Problem description - Report all lines from the entries below in which "Silver" appears.

(Source data)
::::

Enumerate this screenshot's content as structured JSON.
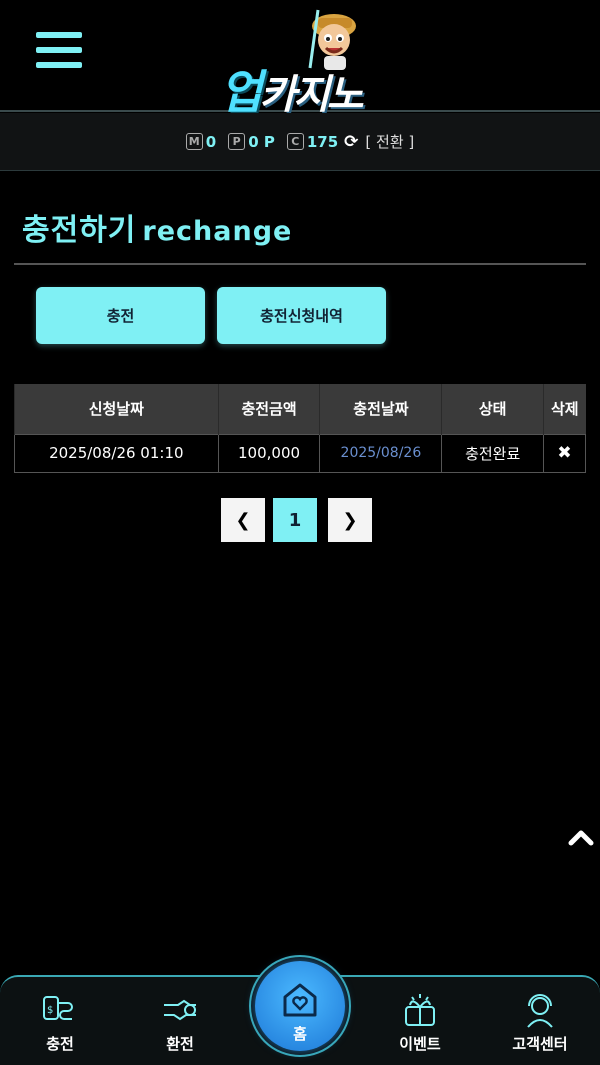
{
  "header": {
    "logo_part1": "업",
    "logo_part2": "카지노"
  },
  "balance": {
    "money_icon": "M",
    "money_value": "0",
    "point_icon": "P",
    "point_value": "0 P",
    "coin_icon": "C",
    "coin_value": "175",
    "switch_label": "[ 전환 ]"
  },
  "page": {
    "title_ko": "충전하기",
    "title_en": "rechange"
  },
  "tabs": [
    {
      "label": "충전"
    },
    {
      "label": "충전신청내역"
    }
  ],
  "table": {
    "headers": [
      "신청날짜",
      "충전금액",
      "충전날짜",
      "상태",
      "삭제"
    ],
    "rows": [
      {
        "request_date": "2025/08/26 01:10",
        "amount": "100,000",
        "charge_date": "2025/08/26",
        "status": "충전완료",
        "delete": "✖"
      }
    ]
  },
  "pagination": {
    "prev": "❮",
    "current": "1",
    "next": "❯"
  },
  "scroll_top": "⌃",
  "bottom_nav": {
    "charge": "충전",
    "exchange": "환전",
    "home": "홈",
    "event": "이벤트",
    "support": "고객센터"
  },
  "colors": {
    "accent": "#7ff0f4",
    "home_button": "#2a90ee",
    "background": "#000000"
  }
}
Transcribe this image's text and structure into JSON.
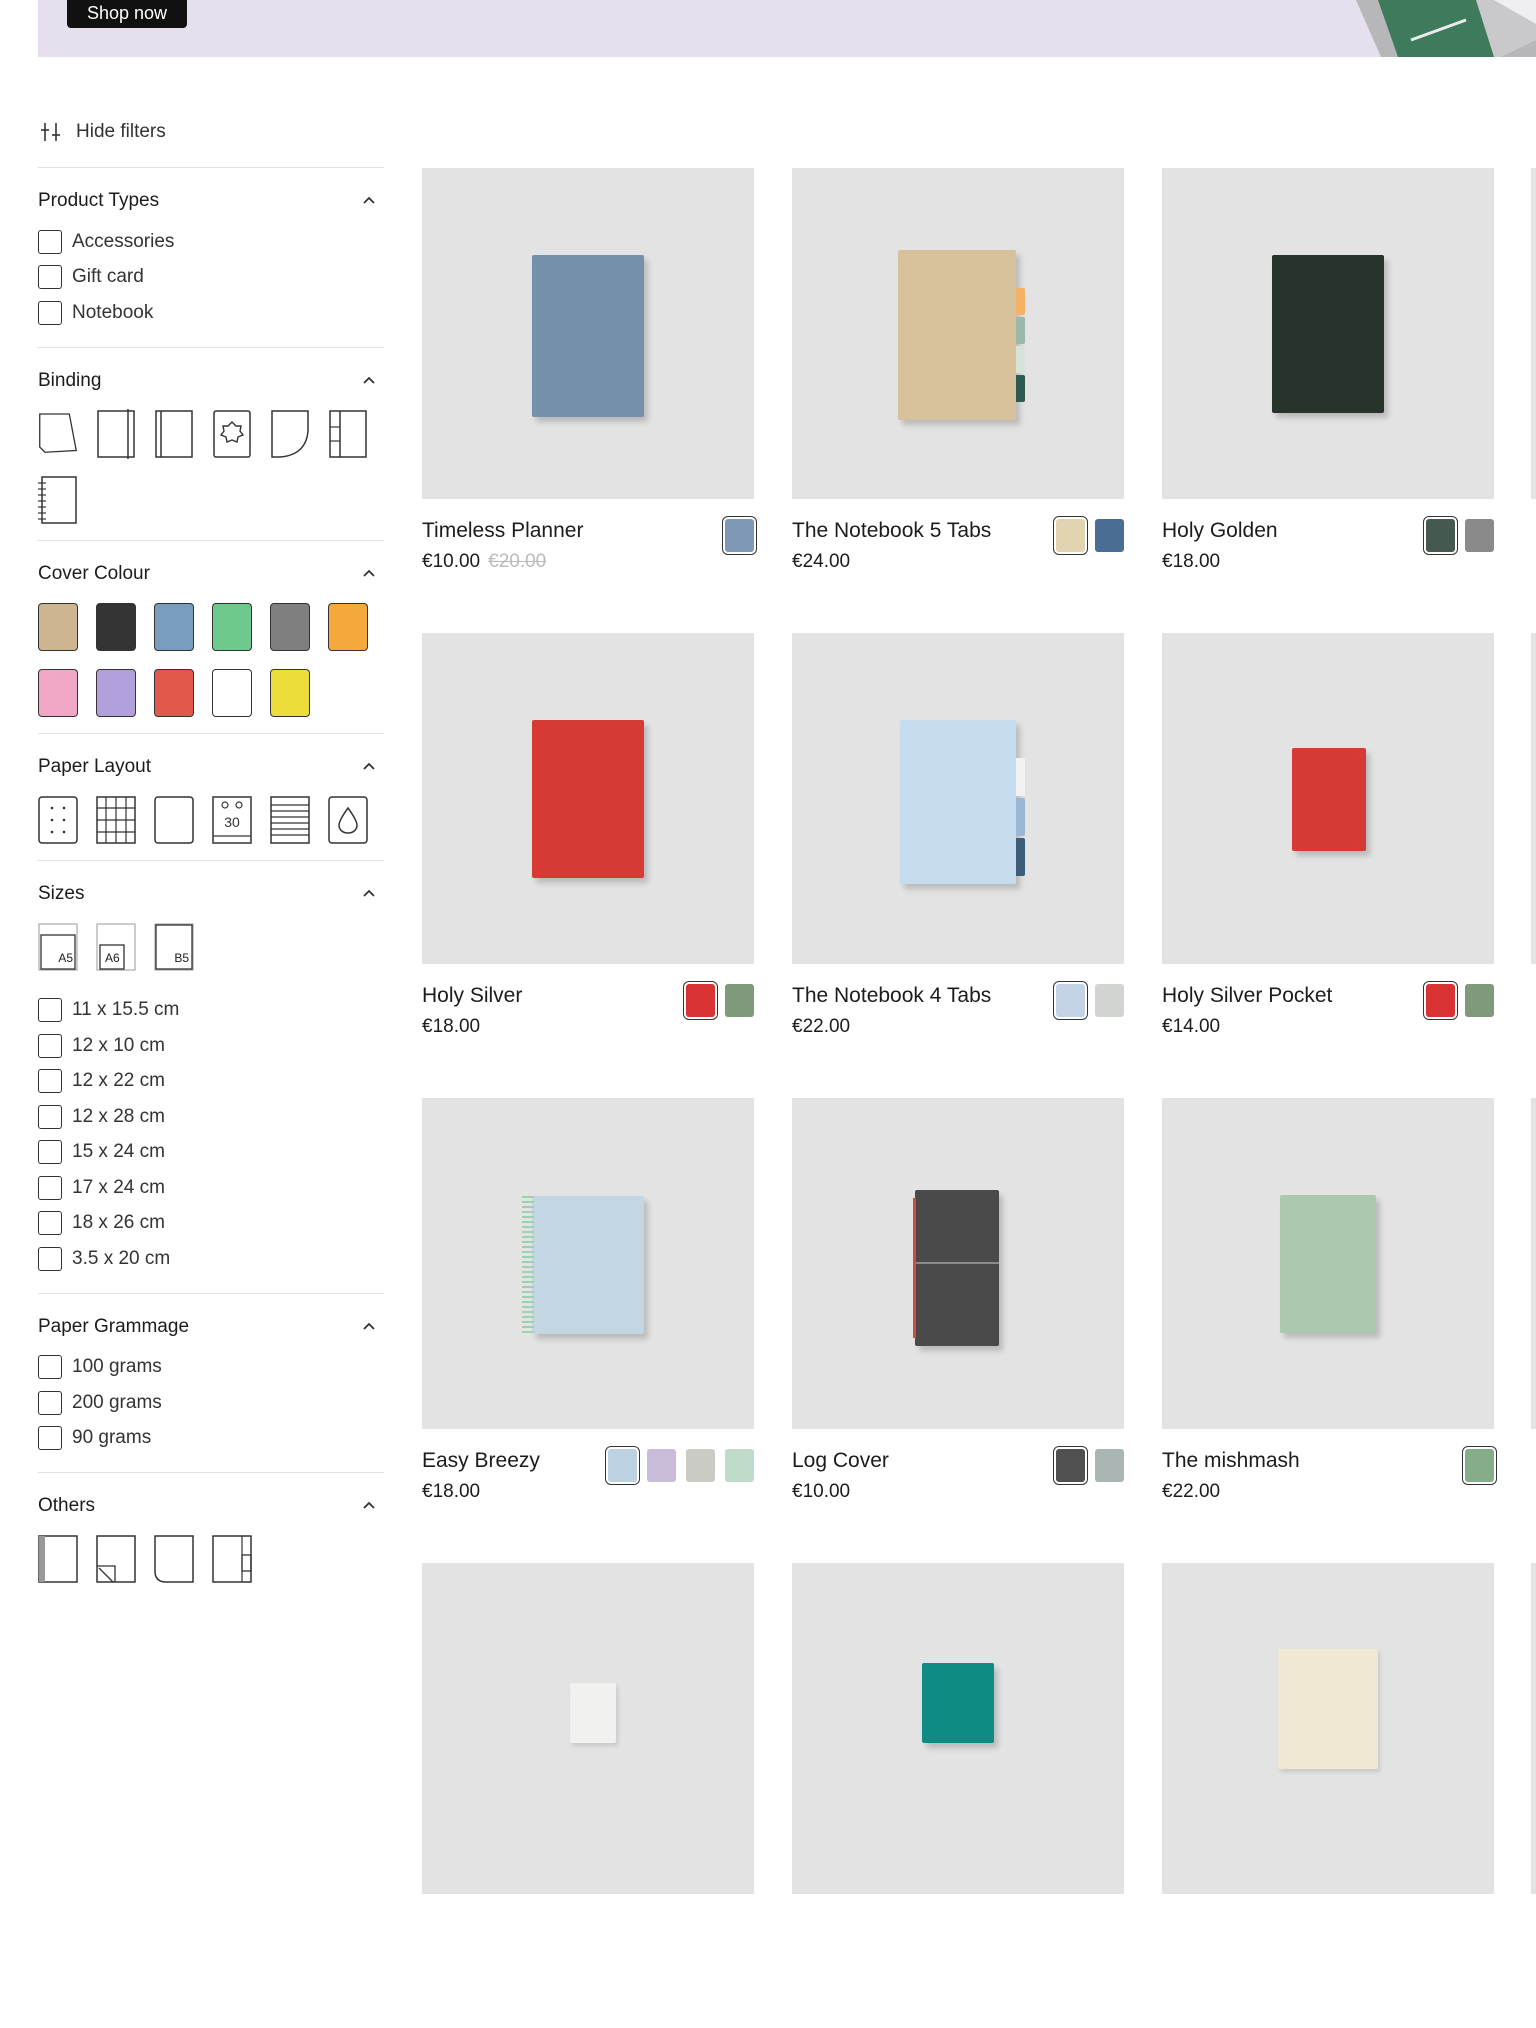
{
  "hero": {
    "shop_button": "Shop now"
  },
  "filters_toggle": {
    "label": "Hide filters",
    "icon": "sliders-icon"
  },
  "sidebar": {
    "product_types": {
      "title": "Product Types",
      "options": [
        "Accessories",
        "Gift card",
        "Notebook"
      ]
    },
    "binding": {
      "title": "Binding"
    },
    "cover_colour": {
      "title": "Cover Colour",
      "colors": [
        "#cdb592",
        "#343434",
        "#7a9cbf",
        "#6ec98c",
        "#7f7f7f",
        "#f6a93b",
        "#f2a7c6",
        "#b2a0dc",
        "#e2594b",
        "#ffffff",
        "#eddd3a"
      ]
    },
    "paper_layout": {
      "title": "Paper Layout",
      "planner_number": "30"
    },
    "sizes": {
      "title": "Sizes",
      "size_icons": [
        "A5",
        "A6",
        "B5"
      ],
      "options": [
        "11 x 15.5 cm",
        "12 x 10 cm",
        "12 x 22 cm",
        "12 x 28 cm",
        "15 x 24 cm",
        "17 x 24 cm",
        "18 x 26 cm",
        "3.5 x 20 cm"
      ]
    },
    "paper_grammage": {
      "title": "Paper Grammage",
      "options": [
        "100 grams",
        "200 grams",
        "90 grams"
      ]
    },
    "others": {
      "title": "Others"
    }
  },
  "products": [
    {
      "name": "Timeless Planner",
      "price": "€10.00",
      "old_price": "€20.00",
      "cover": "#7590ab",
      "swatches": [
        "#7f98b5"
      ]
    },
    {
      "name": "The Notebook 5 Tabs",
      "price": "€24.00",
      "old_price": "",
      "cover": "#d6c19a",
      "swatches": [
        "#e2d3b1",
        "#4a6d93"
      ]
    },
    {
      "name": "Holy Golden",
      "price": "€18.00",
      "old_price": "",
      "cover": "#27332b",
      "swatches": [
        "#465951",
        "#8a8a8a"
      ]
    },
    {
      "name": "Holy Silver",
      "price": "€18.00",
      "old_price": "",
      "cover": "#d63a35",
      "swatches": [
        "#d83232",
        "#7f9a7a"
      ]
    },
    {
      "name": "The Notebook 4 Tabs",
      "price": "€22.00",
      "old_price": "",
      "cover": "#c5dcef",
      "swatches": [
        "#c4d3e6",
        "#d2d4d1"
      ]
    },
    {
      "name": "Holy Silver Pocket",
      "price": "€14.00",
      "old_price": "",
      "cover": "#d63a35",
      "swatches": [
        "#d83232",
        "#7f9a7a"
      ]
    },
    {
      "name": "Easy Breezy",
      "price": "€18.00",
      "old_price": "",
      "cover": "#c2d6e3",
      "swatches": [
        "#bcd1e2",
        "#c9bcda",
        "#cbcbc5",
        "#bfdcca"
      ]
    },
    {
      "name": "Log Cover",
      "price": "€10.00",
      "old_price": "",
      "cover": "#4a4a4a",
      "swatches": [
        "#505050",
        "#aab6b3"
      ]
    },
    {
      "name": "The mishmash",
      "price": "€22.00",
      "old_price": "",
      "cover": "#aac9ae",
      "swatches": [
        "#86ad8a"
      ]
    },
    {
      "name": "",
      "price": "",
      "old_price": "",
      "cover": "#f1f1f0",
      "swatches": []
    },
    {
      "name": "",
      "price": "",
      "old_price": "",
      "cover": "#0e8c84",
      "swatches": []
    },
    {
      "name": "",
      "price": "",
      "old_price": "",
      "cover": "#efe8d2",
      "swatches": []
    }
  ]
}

::::

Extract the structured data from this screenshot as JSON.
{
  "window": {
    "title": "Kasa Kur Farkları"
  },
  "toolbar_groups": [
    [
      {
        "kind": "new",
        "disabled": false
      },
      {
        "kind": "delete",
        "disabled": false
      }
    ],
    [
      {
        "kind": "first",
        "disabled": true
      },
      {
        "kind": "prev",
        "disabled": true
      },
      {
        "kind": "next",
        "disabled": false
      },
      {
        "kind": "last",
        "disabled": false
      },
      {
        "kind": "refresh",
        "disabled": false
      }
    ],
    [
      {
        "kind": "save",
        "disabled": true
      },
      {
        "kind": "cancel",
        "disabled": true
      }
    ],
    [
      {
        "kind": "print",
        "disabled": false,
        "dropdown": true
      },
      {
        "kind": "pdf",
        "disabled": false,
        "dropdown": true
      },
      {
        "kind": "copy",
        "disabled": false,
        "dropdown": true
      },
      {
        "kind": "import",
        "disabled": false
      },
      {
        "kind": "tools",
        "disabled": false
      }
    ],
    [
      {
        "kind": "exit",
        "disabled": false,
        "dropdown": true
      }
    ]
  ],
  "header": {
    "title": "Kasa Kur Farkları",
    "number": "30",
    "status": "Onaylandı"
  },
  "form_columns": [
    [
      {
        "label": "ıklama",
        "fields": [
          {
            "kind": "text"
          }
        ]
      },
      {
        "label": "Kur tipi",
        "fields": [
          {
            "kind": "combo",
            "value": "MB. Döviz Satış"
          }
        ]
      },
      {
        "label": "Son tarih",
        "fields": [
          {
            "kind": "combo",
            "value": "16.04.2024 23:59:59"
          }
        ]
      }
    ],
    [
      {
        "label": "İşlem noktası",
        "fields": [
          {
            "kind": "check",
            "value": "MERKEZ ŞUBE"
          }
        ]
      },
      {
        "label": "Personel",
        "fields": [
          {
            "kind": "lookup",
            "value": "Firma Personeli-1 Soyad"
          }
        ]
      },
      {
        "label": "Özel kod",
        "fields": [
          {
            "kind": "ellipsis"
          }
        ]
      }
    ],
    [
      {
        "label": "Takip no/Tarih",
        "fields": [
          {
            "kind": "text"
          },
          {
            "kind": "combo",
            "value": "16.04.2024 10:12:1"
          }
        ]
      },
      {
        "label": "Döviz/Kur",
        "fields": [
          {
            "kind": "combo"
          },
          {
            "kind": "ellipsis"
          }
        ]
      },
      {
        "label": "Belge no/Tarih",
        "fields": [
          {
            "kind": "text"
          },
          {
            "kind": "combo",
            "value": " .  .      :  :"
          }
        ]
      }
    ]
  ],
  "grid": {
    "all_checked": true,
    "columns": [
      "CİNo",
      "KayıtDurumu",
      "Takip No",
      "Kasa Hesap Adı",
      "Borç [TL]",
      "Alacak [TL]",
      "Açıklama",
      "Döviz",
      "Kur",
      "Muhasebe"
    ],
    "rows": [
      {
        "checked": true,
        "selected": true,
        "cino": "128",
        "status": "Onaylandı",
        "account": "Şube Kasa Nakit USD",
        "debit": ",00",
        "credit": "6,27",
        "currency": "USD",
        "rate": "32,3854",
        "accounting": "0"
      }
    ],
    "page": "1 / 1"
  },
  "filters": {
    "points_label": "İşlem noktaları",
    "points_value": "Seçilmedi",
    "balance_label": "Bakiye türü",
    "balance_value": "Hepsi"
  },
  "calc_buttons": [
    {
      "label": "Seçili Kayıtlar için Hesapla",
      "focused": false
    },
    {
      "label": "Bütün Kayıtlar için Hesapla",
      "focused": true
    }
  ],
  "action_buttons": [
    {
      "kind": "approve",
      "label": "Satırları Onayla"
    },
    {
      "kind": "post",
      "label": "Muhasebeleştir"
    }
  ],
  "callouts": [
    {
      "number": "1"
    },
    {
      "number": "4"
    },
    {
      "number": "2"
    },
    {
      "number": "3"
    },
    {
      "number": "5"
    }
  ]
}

::::

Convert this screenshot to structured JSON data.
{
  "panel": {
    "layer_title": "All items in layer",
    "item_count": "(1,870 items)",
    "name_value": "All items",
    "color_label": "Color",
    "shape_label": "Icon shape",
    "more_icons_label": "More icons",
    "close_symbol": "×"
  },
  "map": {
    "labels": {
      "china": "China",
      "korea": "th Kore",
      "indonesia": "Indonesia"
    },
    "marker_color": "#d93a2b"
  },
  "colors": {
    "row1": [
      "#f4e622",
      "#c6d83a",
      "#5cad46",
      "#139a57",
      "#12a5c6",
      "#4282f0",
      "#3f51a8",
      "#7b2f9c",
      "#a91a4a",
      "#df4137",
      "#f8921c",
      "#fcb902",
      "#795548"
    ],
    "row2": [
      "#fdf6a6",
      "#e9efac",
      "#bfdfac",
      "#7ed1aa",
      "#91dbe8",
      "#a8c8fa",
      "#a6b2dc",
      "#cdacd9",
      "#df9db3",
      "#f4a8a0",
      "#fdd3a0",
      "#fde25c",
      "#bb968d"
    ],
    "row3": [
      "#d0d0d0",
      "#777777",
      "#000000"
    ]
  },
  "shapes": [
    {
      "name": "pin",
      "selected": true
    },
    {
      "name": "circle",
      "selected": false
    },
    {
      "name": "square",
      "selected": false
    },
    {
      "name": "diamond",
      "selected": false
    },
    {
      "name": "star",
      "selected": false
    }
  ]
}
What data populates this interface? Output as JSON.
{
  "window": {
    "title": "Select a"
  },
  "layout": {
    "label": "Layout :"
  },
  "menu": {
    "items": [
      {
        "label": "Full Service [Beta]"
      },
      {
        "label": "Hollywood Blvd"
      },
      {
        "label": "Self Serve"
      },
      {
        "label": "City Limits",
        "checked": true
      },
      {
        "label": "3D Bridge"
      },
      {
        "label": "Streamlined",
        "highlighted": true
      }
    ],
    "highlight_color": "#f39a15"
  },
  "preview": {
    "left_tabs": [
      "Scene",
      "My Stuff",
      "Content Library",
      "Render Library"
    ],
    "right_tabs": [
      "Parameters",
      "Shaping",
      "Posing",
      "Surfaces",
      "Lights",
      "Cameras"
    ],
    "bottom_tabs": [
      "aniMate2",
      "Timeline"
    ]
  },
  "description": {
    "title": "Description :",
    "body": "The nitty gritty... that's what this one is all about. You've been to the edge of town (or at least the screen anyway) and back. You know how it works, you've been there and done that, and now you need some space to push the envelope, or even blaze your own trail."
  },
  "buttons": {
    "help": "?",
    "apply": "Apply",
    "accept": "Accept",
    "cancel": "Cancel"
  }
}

::::

Written response -
      "name": "Holy Silver",
      "name": "Holy Silver Pocket",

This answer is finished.